Objective:
Look below. Copy each line that has "type" in it.

[Dataset records on visual material]
_ _ _ _ _ _ _

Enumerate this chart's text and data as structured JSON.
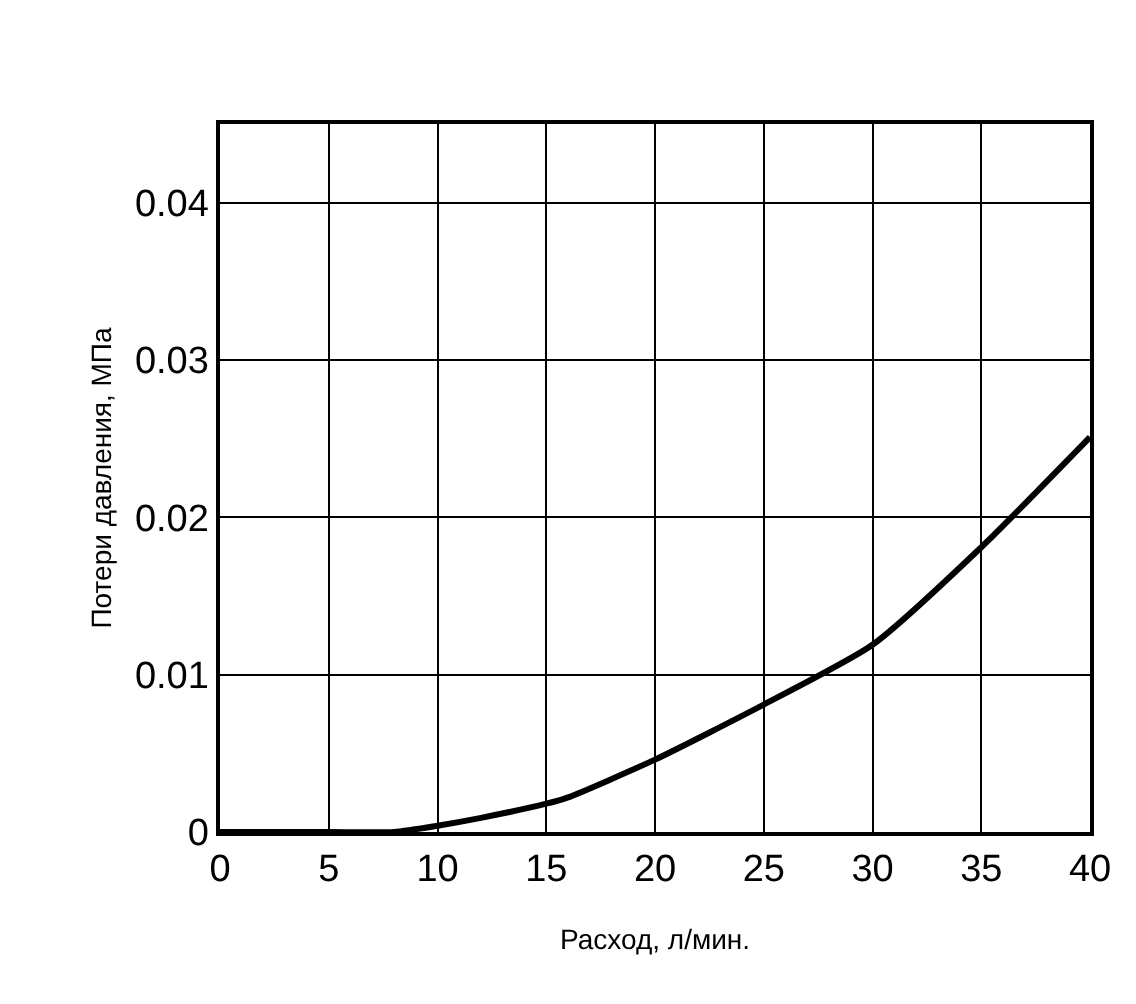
{
  "chart_data": {
    "type": "line",
    "xlabel": "Расход, л/мин.",
    "ylabel": "Потери давления, МПа",
    "x": [
      0,
      5,
      8,
      10,
      12,
      15,
      16,
      20,
      25,
      30,
      35,
      40
    ],
    "series": [
      {
        "color": "#000000",
        "values": [
          0,
          0,
          0,
          0.0004,
          0.0009,
          0.0018,
          0.0022,
          0.0046,
          0.0081,
          0.0119,
          0.0181,
          0.0251
        ]
      }
    ],
    "xlim": [
      0,
      40
    ],
    "xticks": [
      0,
      5,
      10,
      15,
      20,
      25,
      30,
      35,
      40
    ],
    "ylim": [
      0,
      0.045
    ],
    "yticks": [
      0,
      0.01,
      0.02,
      0.03,
      0.04
    ],
    "grid": true,
    "legend": false,
    "marker": "none",
    "line_style": "solid"
  }
}
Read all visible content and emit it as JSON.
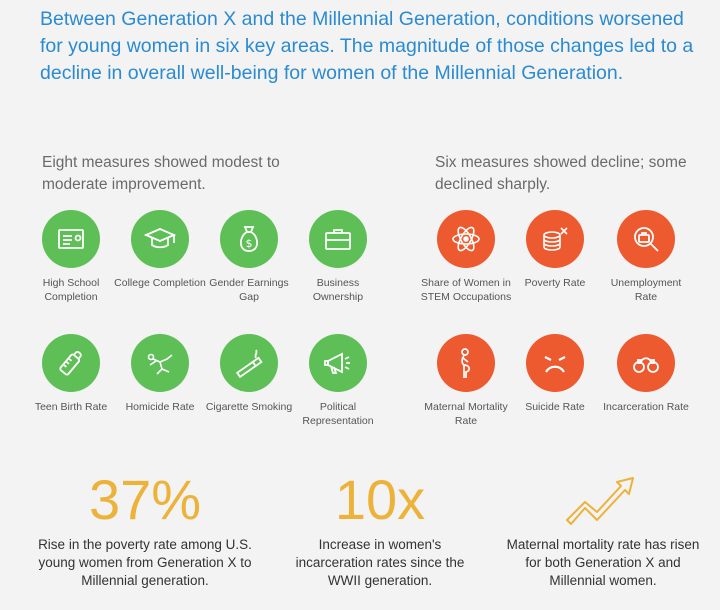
{
  "headline": "Between Generation X and the Millennial Generation, conditions worsened for young women in six key areas. The magnitude of those changes led to a decline in overall well-being for women of the Millennial Generation.",
  "improvement": {
    "heading": "Eight measures showed modest to moderate improvement.",
    "color": "#5fbf57",
    "items": [
      {
        "label": "High School Completion",
        "icon": "diploma-icon"
      },
      {
        "label": "College Completion",
        "icon": "graduation-cap-icon"
      },
      {
        "label": "Gender Earnings Gap",
        "icon": "money-bag-icon"
      },
      {
        "label": "Business Ownership",
        "icon": "briefcase-icon"
      },
      {
        "label": "Teen Birth Rate",
        "icon": "baby-bottle-icon"
      },
      {
        "label": "Homicide Rate",
        "icon": "chalk-outline-icon"
      },
      {
        "label": "Cigarette Smoking",
        "icon": "cigarette-icon"
      },
      {
        "label": "Political Representation",
        "icon": "megaphone-icon"
      }
    ]
  },
  "decline": {
    "heading": "Six measures showed decline; some declined sharply.",
    "color": "#ee5a2f",
    "items": [
      {
        "label": "Share of Women in STEM Occupations",
        "icon": "atom-icon"
      },
      {
        "label": "Poverty Rate",
        "icon": "coins-icon"
      },
      {
        "label": "Unemployment Rate",
        "icon": "job-search-icon"
      },
      {
        "label": "Maternal Mortality Rate",
        "icon": "pregnant-woman-icon"
      },
      {
        "label": "Suicide Rate",
        "icon": "sad-face-icon"
      },
      {
        "label": "Incarceration Rate",
        "icon": "handcuffs-icon"
      }
    ]
  },
  "stats": [
    {
      "value": "37%",
      "description": "Rise in the poverty rate among U.S. young women from Generation X to Millennial generation."
    },
    {
      "value": "10x",
      "description": "Increase in women's incarceration rates since the WWII generation."
    },
    {
      "icon": "rising-arrow-icon",
      "description": "Maternal mortality rate has risen for both Generation X and Millennial women."
    }
  ],
  "accent_color": "#ecb23a"
}
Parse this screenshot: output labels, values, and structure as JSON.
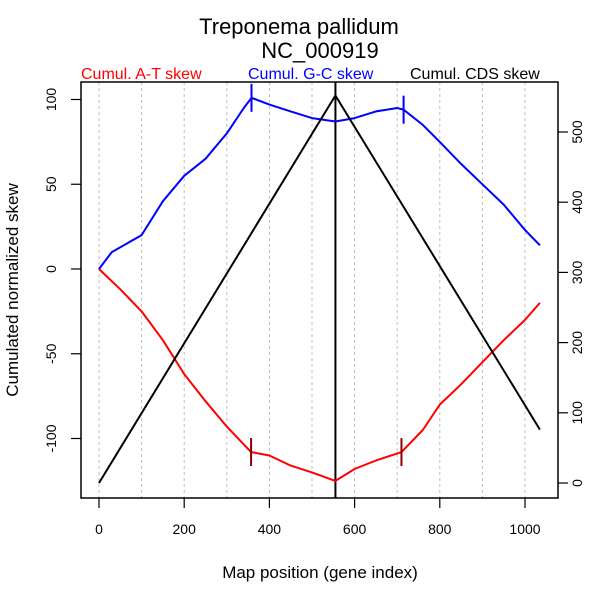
{
  "chart_data": {
    "type": "line",
    "title": "Treponema pallidum",
    "subtitle": "NC_000919",
    "xlabel": "Map position (gene index)",
    "ylabel": "Cumulated normalized skew",
    "xlim": [
      0,
      1035
    ],
    "ylim_left": [
      -125,
      101
    ],
    "ylim_right": [
      0,
      552
    ],
    "x_ticks": [
      0,
      200,
      400,
      600,
      800,
      1000
    ],
    "x_tick_labels": [
      "0",
      "200",
      "400",
      "600",
      "800",
      "1000"
    ],
    "y_left_ticks": [
      -100,
      -50,
      0,
      50,
      100
    ],
    "y_left_tick_labels": [
      "-100",
      "-50",
      "0",
      "50",
      "100"
    ],
    "y_right_ticks": [
      0,
      100,
      200,
      300,
      400,
      500
    ],
    "y_right_tick_labels": [
      "0",
      "100",
      "200",
      "300",
      "400",
      "500"
    ],
    "grid_x": [
      0,
      100,
      200,
      300,
      400,
      500,
      600,
      700,
      800,
      900,
      1000
    ],
    "legend_placement": "top",
    "series": [
      {
        "name": "Cumul. A-T skew",
        "color": "#ff0000",
        "axis": "left",
        "x": [
          0,
          50,
          100,
          150,
          200,
          250,
          300,
          357,
          400,
          450,
          500,
          555,
          600,
          650,
          710,
          760,
          800,
          850,
          900,
          950,
          1000,
          1035
        ],
        "values": [
          0,
          -12,
          -25,
          -42,
          -62,
          -78,
          -93,
          -108,
          -110,
          -116,
          -120,
          -125,
          -118,
          -113,
          -108,
          -95,
          -80,
          -68,
          -55,
          -42,
          -30,
          -20
        ],
        "markers": [
          {
            "x": 357,
            "y": -108
          },
          {
            "x": 710,
            "y": -108
          }
        ],
        "marker_color": "#8b0000"
      },
      {
        "name": "Cumul. G-C skew",
        "color": "#0000ff",
        "axis": "left",
        "x": [
          0,
          30,
          100,
          150,
          200,
          250,
          300,
          340,
          358,
          400,
          450,
          500,
          555,
          600,
          650,
          700,
          715,
          760,
          800,
          850,
          900,
          950,
          1000,
          1035
        ],
        "values": [
          0,
          10,
          20,
          40,
          55,
          65,
          80,
          95,
          101,
          97,
          93,
          89,
          87,
          89,
          93,
          95,
          94,
          85,
          75,
          62,
          50,
          38,
          23,
          14
        ],
        "markers": [
          {
            "x": 358,
            "y": 101
          },
          {
            "x": 715,
            "y": 94
          }
        ],
        "marker_color": "#0000ff"
      },
      {
        "name": "Cumul. CDS skew",
        "color": "#000000",
        "axis": "right",
        "x": [
          0,
          555,
          1035
        ],
        "values": [
          0,
          552,
          76
        ]
      }
    ],
    "vertical_line": {
      "x": 555,
      "color": "#000000"
    }
  }
}
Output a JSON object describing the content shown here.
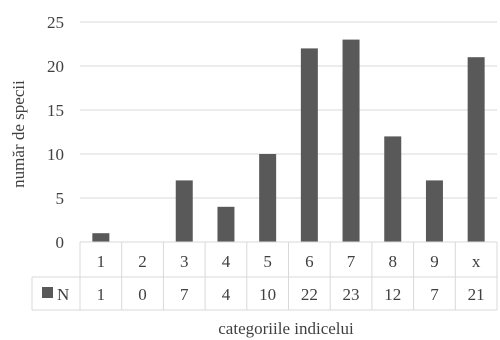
{
  "chart_data": {
    "type": "bar",
    "title": "",
    "xlabel": "categoriile indicelui",
    "ylabel": "număr de specii",
    "categories": [
      "1",
      "2",
      "3",
      "4",
      "5",
      "6",
      "7",
      "8",
      "9",
      "x"
    ],
    "series": [
      {
        "name": "N",
        "values": [
          1,
          0,
          7,
          4,
          10,
          22,
          23,
          12,
          7,
          21
        ],
        "color": "#595959"
      }
    ],
    "ylim": [
      0,
      25
    ],
    "yticks": [
      0,
      5,
      10,
      15,
      20,
      25
    ],
    "grid": true,
    "legend": "data-table"
  }
}
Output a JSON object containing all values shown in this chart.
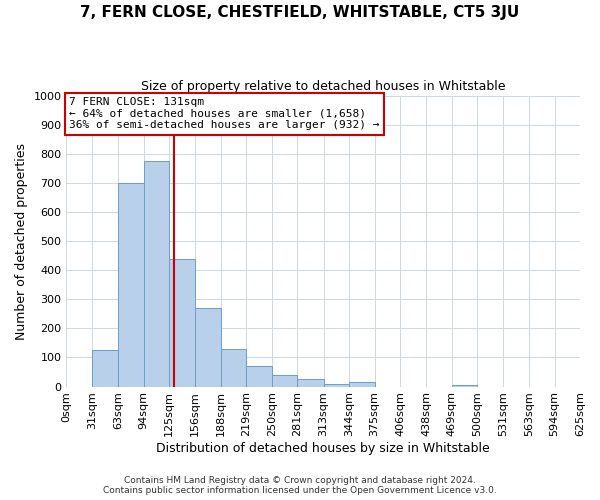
{
  "title": "7, FERN CLOSE, CHESTFIELD, WHITSTABLE, CT5 3JU",
  "subtitle": "Size of property relative to detached houses in Whitstable",
  "xlabel": "Distribution of detached houses by size in Whitstable",
  "ylabel": "Number of detached properties",
  "bar_edges": [
    0,
    31,
    63,
    94,
    125,
    156,
    188,
    219,
    250,
    281,
    313,
    344,
    375,
    406,
    438,
    469,
    500,
    531,
    563,
    594,
    625
  ],
  "bar_heights": [
    0,
    125,
    700,
    775,
    440,
    270,
    130,
    70,
    40,
    25,
    10,
    15,
    0,
    0,
    0,
    5,
    0,
    0,
    0,
    0
  ],
  "bar_color": "#b8d0ea",
  "bar_edge_color": "#6a9fc8",
  "property_line_x": 131,
  "annotation_title": "7 FERN CLOSE: 131sqm",
  "annotation_line1": "← 64% of detached houses are smaller (1,658)",
  "annotation_line2": "36% of semi-detached houses are larger (932) →",
  "annotation_box_color": "#ffffff",
  "annotation_box_edge_color": "#cc0000",
  "property_line_color": "#cc0000",
  "ylim": [
    0,
    1000
  ],
  "xlim": [
    0,
    625
  ],
  "tick_labels": [
    "0sqm",
    "31sqm",
    "63sqm",
    "94sqm",
    "125sqm",
    "156sqm",
    "188sqm",
    "219sqm",
    "250sqm",
    "281sqm",
    "313sqm",
    "344sqm",
    "375sqm",
    "406sqm",
    "438sqm",
    "469sqm",
    "500sqm",
    "531sqm",
    "563sqm",
    "594sqm",
    "625sqm"
  ],
  "tick_positions": [
    0,
    31,
    63,
    94,
    125,
    156,
    188,
    219,
    250,
    281,
    313,
    344,
    375,
    406,
    438,
    469,
    500,
    531,
    563,
    594,
    625
  ],
  "footer_line1": "Contains HM Land Registry data © Crown copyright and database right 2024.",
  "footer_line2": "Contains public sector information licensed under the Open Government Licence v3.0.",
  "bg_color": "#ffffff",
  "grid_color": "#ccd6e8"
}
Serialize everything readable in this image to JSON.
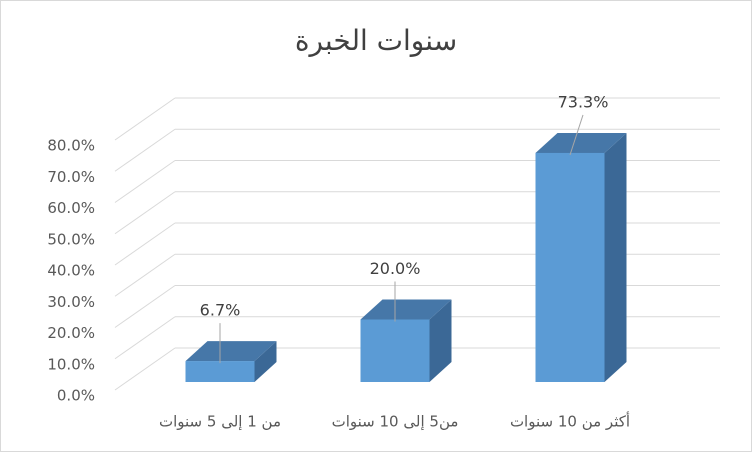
{
  "chart_data": {
    "type": "bar3d",
    "title": "سنوات الخبرة",
    "categories": [
      "من 1 إلى 5 سنوات",
      "من5 إلى 10 سنوات",
      "أكثر من 10 سنوات"
    ],
    "values": [
      6.7,
      20.0,
      73.3
    ],
    "value_labels": [
      "6.7%",
      "20.0%",
      "73.3%"
    ],
    "color": "#5b9bd5",
    "ylim": [
      0,
      80
    ],
    "yticks": [
      {
        "value": 0,
        "label": "0.0%"
      },
      {
        "value": 10,
        "label": "10.0%"
      },
      {
        "value": 20,
        "label": "20.0%"
      },
      {
        "value": 30,
        "label": "30.0%"
      },
      {
        "value": 40,
        "label": "40.0%"
      },
      {
        "value": 50,
        "label": "50.0%"
      },
      {
        "value": 60,
        "label": "60.0%"
      },
      {
        "value": 70,
        "label": "70.0%"
      },
      {
        "value": 80,
        "label": "80.0%"
      }
    ],
    "grid": true
  }
}
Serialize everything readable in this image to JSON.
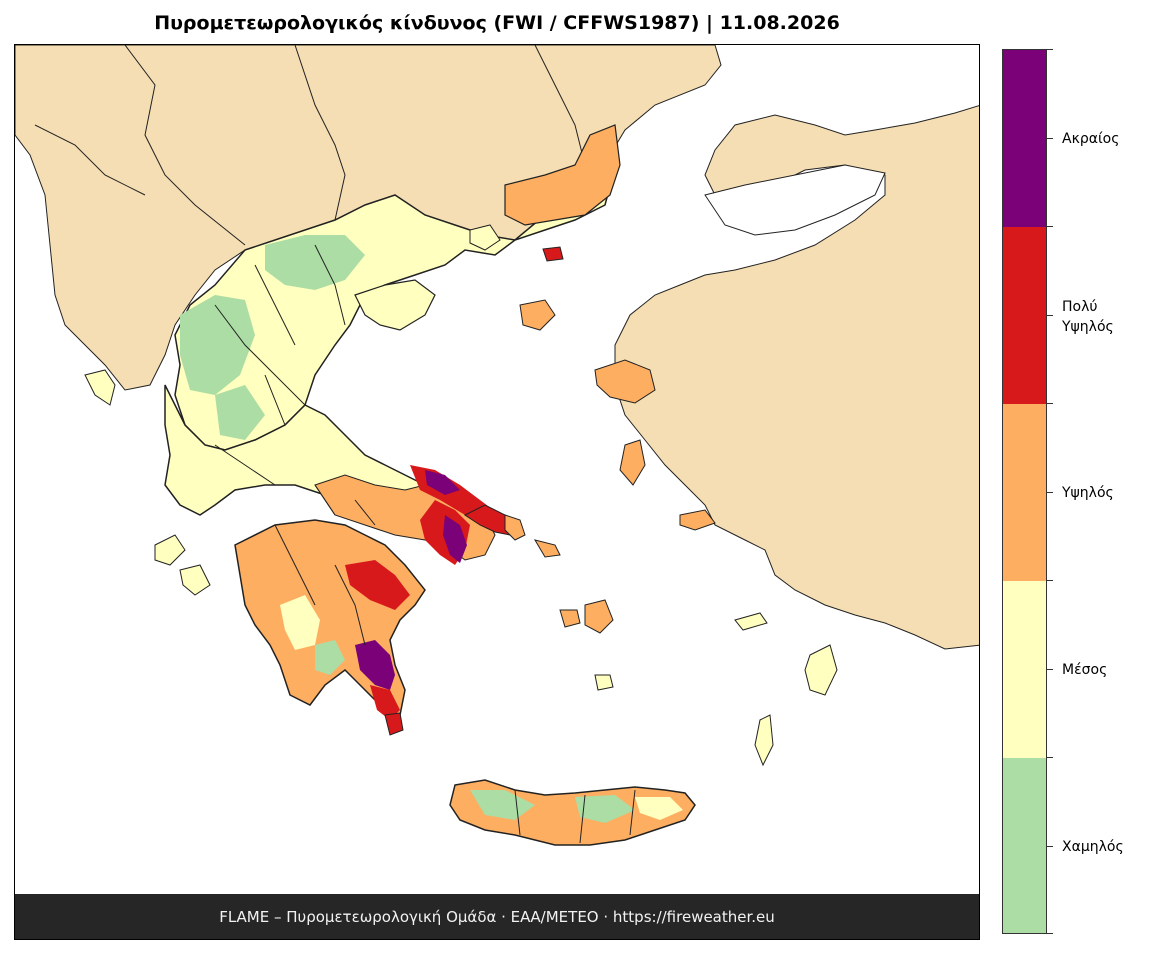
{
  "title": "Πυρομετεωρολογικός κίνδυνος (FWI / CFFWS1987)  |  11.08.2026",
  "footer": "FLAME – Πυρομετεωρολογική Ομάδα · ΕΑΑ/METEO · https://fireweather.eu",
  "legend": [
    {
      "label": "Ακραίος",
      "color": "#7a0177"
    },
    {
      "label": "Πολύ\nΥψηλός",
      "color": "#d7191c"
    },
    {
      "label": "Υψηλός",
      "color": "#fdae61"
    },
    {
      "label": "Μέσος",
      "color": "#ffffbf"
    },
    {
      "label": "Χαμηλός",
      "color": "#abdda4"
    }
  ],
  "colors": {
    "land_outside": "#f5deb3",
    "sea": "#ffffff",
    "border": "#111111"
  }
}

_ _ _ _ _ _ _

Solution to this task:
    "type": "line",
    "type": "line",
    "type": "bar",
    "type": "bar3d",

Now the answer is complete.